- _What you are asked to do_: Transcribe the listing in full. Keep every line exactly as it stands.

- _Source material_:
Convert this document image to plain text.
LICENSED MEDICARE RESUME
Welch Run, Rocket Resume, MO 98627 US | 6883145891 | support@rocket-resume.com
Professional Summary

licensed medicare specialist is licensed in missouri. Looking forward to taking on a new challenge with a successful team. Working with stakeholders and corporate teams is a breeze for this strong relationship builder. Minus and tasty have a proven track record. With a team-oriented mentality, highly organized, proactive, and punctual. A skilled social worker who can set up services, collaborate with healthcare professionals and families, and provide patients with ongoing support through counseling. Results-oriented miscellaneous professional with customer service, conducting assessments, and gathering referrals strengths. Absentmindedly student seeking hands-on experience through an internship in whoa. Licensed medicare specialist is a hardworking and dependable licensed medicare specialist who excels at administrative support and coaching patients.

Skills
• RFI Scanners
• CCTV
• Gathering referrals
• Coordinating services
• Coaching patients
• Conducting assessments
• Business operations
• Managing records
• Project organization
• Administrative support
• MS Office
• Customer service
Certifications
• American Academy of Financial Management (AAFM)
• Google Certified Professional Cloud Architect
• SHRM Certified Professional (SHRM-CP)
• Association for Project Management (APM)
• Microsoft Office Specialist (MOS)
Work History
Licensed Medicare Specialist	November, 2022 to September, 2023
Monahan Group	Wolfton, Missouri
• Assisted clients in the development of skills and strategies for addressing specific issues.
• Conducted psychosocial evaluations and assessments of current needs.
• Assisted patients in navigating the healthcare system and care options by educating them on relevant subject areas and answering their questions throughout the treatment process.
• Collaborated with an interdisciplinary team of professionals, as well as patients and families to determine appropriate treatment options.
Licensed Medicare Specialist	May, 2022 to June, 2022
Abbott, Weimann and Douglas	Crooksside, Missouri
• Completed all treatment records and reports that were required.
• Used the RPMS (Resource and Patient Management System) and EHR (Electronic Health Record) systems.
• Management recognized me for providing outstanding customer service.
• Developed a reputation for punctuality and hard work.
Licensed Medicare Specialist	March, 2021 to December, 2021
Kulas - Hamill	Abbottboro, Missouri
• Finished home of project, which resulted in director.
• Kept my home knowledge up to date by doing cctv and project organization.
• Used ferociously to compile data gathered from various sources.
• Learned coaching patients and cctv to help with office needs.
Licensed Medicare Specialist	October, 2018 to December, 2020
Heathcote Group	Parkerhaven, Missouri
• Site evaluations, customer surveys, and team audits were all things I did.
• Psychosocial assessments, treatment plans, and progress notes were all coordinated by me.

- _Problem solution_:
Convert this document image to plain text.
LICENSED MEDICARE RESUME
Welch Run, Rocket Resume, MO 98627 US | 6883145891 | support@rocket-resume.com
Professional Summary

licensed medicare specialist is licensed in missouri. Looking forward to taking on a new challenge with a successful team. Working with stakeholders and corporate teams is a breeze for this strong relationship builder. Minus and tasty have a proven track record. With a team-oriented mentality, highly organized, proactive, and punctual. A skilled social worker who can set up services, collaborate with healthcare professionals and families, and provide patients with ongoing support through counseling. Results-oriented miscellaneous professional with customer service, conducting assessments, and gathering referrals strengths. Absentmindedly student seeking hands-on experience through an internship in whoa. Licensed medicare specialist is a hardworking and dependable licensed medicare specialist who excels at administrative support and coaching patients.

Skills
• RFI Scanners
• CCTV
• Gathering referrals
• Coordinating services
• Coaching patients
• Conducting assessments
• Business operations
• Managing records
• Project organization
• Administrative support
• MS Office
• Customer service
Certifications
• American Academy of Financial Management (AAFM)
• Google Certified Professional Cloud Architect
• SHRM Certified Professional (SHRM-CP)
• Association for Project Management (APM)
• Microsoft Office Specialist (MOS)
Work History
Licensed Medicare Specialist	November, 2022 to September, 2023
Monahan Group	Wolfton, Missouri
• Assisted clients in the development of skills and strategies for addressing specific issues.
• Conducted psychosocial evaluations and assessments of current needs.
• Assisted patients in navigating the healthcare system and care options by educating them on relevant subject areas and answering their questions throughout the treatment process.
• Collaborated with an interdisciplinary team of professionals, as well as patients and families to determine appropriate treatment options.
Licensed Medicare Specialist	May, 2022 to June, 2022
Abbott, Weimann and Douglas	Crooksside, Missouri
• Completed all treatment records and reports that were required.
• Used the RPMS (Resource and Patient Management System) and EHR (Electronic Health Record) systems.
• Management recognized me for providing outstanding customer service.
• Developed a reputation for punctuality and hard work.
Licensed Medicare Specialist	March, 2021 to December, 2021
Kulas - Hamill	Abbottboro, Missouri
• Finished home of project, which resulted in director.
• Kept my home knowledge up to date by doing cctv and project organization.
• Used ferociously to compile data gathered from various sources.
• Learned coaching patients and cctv to help with office needs.
Licensed Medicare Specialist	October, 2018 to December, 2020
Heathcote Group	Parkerhaven, Missouri
• Site evaluations, customer surveys, and team audits were all things I did.
• Psychosocial assessments, treatment plans, and progress notes were all coordinated by me.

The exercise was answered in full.